● What to work on
The data below needs to be returned exactly, line for line.

Stored entries:
++++++++++++++++++++

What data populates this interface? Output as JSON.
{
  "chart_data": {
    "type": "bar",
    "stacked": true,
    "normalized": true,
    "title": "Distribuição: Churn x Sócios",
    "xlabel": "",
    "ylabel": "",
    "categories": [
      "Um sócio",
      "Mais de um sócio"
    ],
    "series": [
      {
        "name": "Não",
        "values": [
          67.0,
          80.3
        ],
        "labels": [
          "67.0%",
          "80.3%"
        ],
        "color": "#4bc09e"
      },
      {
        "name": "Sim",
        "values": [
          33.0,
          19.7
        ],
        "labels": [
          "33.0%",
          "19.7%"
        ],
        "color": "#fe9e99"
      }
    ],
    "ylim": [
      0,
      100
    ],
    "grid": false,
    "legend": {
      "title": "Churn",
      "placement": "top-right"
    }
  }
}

++++++++++++++++++++

● Output for this task
What data populates this interface? Output as JSON.
{
  "chart_data": {
    "type": "bar",
    "stacked": true,
    "normalized": true,
    "title": "Distribuição: Churn x Sócios",
    "xlabel": "",
    "ylabel": "",
    "categories": [
      "Um sócio",
      "Mais de um sócio"
    ],
    "series": [
      {
        "name": "Não",
        "values": [
          67.0,
          80.3
        ],
        "labels": [
          "67.0%",
          "80.3%"
        ],
        "color": "#4bc09e"
      },
      {
        "name": "Sim",
        "values": [
          33.0,
          19.7
        ],
        "labels": [
          "33.0%",
          "19.7%"
        ],
        "color": "#fe9e99"
      }
    ],
    "ylim": [
      0,
      100
    ],
    "grid": false,
    "legend": {
      "title": "Churn",
      "placement": "top-right"
    }
  }
}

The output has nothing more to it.